[START Stored data]

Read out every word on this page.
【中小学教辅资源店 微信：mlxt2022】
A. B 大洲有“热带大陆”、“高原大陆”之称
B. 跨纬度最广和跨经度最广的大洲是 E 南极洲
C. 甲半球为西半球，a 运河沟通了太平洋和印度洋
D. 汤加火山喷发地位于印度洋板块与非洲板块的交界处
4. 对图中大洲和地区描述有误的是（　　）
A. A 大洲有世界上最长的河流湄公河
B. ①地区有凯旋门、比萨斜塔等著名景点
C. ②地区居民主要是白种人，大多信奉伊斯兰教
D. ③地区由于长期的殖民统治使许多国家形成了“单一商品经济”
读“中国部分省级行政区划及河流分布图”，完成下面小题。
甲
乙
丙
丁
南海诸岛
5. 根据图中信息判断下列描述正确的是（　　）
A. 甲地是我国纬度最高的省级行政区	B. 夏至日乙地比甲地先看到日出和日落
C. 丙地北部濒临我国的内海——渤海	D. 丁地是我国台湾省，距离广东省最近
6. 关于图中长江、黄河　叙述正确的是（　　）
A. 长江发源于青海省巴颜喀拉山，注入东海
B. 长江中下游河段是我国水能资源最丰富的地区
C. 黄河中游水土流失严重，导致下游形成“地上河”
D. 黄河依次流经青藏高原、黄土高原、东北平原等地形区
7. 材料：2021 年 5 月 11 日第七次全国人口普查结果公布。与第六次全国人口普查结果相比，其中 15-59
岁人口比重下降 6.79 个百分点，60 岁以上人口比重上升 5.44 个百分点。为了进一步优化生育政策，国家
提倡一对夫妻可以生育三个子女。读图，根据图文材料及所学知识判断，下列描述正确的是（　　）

[END Stored data]

▸ **Set problem**:
Set down each entry again, unchanged.

▸ **Task output**:
Read out every word on this page.
【中小学教辅资源店 微信：mlxt2022】
A. B 大洲有“热带大陆”、“高原大陆”之称
B. 跨纬度最广和跨经度最广的大洲是 E 南极洲
C. 甲半球为西半球，a 运河沟通了太平洋和印度洋
D. 汤加火山喷发地位于印度洋板块与非洲板块的交界处
4. 对图中大洲和地区描述有误的是（　　）
A. A 大洲有世界上最长的河流湄公河
B. ①地区有凯旋门、比萨斜塔等著名景点
C. ②地区居民主要是白种人，大多信奉伊斯兰教
D. ③地区由于长期的殖民统治使许多国家形成了“单一商品经济”
读“中国部分省级行政区划及河流分布图”，完成下面小题。
甲
乙
丙
丁
南海诸岛
5. 根据图中信息判断下列描述正确的是（　　）
A. 甲地是我国纬度最高的省级行政区	B. 夏至日乙地比甲地先看到日出和日落
C. 丙地北部濒临我国的内海——渤海	D. 丁地是我国台湾省，距离广东省最近
6. 关于图中长江、黄河　叙述正确的是（　　）
A. 长江发源于青海省巴颜喀拉山，注入东海
B. 长江中下游河段是我国水能资源最丰富的地区
C. 黄河中游水土流失严重，导致下游形成“地上河”
D. 黄河依次流经青藏高原、黄土高原、东北平原等地形区
7. 材料：2021 年 5 月 11 日第七次全国人口普查结果公布。与第六次全国人口普查结果相比，其中 15-59
岁人口比重下降 6.79 个百分点，60 岁以上人口比重上升 5.44 个百分点。为了进一步优化生育政策，国家
提倡一对夫妻可以生育三个子女。读图，根据图文材料及所学知识判断，下列描述正确的是（　　）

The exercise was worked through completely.